__Text excerpt__.
§ §

Tree planting will not play a significant role in reclamation efforts until a process is developed that will enable trees to be established in this hostile environment at survival levels that ensure compliance ant timely bond release, or until compliance survival levels are reduced to be compatible with what the sight can support successfully.  Consequently, permanent pasture will be the dominant and final land use in reclamation permitting.

 

Economic Impediments

            Even if suitable techniques were available that afforded adequate survival and assured timely release of permit bonds, it would still be questionable if coal companies would plant trees.  By the time the reclaimed area is ready for tree planting, the regarding, topsoiling, seeding, fertilizing and mulching that are required to assure water quality and soil protection have been completed.  At this point, 100 percent of the required reclamation work is done and the coal company has only to wait until the grass is fully established to get its final release.  Consequently, no further costs or investments are justified.  Planting trees, even if survival were adequate for forest land compliance, would require an additional cost that would then have to be passed on to the coal consumer.  Regardless of the desirability of trees, these facts cause permanent pasture to be the post-reclamation land use favored by most operators.

§ §

(Layout records)

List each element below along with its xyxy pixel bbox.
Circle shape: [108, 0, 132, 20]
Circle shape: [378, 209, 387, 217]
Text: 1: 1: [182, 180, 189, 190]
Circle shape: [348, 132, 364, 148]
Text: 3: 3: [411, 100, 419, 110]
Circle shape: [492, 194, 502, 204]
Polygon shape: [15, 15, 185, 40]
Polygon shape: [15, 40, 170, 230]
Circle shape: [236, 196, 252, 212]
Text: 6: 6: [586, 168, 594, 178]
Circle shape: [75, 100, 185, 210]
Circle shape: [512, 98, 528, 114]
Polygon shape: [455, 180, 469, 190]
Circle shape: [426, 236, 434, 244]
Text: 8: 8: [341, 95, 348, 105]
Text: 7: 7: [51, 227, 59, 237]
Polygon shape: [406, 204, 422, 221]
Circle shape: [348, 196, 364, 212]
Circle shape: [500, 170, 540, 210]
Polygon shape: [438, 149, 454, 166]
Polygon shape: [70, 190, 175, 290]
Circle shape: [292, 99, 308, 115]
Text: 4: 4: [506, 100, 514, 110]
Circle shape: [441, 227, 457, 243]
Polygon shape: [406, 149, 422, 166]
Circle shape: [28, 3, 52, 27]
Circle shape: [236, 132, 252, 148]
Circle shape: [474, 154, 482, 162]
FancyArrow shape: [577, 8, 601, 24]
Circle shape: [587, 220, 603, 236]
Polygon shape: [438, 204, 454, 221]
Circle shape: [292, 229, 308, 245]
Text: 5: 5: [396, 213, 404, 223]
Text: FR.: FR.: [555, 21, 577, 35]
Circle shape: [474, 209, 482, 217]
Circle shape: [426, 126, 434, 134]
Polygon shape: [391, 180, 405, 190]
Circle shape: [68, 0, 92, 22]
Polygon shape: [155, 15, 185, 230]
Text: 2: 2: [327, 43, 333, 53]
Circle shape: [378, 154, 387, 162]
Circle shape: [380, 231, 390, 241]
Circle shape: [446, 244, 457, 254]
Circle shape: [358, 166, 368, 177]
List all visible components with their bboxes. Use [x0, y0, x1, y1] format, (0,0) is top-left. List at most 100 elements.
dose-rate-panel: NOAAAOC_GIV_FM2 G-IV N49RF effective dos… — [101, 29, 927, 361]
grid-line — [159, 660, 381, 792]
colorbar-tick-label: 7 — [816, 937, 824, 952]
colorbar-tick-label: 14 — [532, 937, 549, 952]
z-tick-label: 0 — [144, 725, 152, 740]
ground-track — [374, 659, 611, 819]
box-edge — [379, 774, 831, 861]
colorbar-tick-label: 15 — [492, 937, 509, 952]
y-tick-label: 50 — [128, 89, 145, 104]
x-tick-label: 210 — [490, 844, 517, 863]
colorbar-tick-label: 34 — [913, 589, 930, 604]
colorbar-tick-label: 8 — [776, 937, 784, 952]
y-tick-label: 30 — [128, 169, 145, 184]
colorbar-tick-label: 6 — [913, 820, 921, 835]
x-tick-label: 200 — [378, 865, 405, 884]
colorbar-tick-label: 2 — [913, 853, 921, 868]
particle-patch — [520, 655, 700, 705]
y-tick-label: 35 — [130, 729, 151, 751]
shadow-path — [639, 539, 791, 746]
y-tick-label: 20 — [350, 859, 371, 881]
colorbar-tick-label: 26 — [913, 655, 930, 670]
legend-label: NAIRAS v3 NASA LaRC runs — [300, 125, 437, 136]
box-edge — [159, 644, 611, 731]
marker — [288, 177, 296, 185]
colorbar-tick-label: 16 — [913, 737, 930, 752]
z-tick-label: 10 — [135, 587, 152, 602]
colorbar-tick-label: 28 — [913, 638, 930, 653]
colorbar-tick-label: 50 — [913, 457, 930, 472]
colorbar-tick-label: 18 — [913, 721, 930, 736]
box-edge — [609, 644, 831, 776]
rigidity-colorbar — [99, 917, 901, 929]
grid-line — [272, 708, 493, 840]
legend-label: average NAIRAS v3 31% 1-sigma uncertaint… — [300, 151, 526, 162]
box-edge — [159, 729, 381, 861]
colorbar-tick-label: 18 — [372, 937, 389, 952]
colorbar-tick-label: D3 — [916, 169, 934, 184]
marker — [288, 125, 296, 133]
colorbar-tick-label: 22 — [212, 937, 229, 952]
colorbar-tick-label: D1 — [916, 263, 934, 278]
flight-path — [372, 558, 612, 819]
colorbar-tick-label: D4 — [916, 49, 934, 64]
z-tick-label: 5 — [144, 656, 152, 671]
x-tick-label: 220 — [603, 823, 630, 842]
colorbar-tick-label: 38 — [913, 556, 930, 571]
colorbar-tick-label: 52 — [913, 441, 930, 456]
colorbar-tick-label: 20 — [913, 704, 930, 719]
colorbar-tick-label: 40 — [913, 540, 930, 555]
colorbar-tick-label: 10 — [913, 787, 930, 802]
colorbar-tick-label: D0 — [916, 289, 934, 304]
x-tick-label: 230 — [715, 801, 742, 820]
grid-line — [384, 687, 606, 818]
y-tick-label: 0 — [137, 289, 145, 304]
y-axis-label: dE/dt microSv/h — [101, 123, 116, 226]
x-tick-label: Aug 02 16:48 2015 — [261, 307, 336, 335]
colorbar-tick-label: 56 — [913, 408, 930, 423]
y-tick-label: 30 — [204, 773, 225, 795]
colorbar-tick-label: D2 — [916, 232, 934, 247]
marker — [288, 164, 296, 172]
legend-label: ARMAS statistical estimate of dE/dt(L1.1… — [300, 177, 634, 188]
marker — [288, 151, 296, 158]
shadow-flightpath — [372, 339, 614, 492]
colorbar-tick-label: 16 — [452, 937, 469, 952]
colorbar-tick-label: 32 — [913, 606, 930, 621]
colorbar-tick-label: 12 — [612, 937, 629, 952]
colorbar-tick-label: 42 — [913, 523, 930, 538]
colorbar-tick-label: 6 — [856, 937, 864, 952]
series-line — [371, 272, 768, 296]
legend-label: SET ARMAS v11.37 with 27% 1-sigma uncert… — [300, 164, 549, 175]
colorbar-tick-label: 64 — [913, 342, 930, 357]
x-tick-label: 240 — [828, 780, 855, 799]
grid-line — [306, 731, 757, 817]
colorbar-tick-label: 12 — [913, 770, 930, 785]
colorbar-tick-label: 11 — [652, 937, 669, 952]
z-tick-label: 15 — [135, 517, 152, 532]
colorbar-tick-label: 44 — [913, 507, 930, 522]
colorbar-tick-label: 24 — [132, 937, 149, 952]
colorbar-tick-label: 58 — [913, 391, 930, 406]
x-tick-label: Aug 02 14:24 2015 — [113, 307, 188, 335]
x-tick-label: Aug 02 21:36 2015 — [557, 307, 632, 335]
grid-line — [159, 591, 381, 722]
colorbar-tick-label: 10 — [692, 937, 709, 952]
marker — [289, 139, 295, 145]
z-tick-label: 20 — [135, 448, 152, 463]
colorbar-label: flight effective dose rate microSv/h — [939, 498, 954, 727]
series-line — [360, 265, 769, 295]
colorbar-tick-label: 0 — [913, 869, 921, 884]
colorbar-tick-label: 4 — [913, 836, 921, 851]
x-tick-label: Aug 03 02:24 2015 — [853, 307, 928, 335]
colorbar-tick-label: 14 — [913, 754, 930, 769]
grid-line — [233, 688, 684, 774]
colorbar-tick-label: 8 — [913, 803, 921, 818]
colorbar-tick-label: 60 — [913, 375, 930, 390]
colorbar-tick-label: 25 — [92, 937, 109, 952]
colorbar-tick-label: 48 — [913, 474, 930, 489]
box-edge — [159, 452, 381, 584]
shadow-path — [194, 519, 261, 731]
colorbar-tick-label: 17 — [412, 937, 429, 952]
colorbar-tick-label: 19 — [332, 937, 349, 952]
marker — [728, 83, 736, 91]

§ §

__Prompt 1__.
Do the following statements agree with the mine reclamation excerpt? For each, answer yes or no and quote the words of the excerpt that decide it.
(a) Permanent pasture will be the dominant and final land use in reclamation permitting.
(b) Coal companies would absorb the extra cost of planting trees themselves.
(c) When the reclaimed area is ready for tree planting, the required reclamation work is still unfinished.
__Prompt 2__. According to the mine reclamation excerpt, what does the coal company wait for before it gets its final release?
__Prompt 3__. Copy the part of the mine reclamation excerpt that opens with the words containing "Tree planting will" and closes with "in reclamation permitting.".

__Written response 1__.
(a) Yes: "permanent pasture will be the dominant and final land use in reclamation permitting"
(b) No: "would require an additional cost that would then have to be passed on to the coal consumer"
(c) No: "At this point, 100 percent of the required reclamation work is done"

__Written response 2__. It waits until the grass is fully established.

__Written response 3__.
Tree planting will not play a significant role in reclamation efforts until a process is developed that will enable trees to be established in this hostile environment at survival levels that ensure compliance ant timely bond release, or until compliance survival levels are reduced to be compatible with what the sight can support successfully.  Consequently, permanent pasture will be the dominant and final land use in reclamation permitting.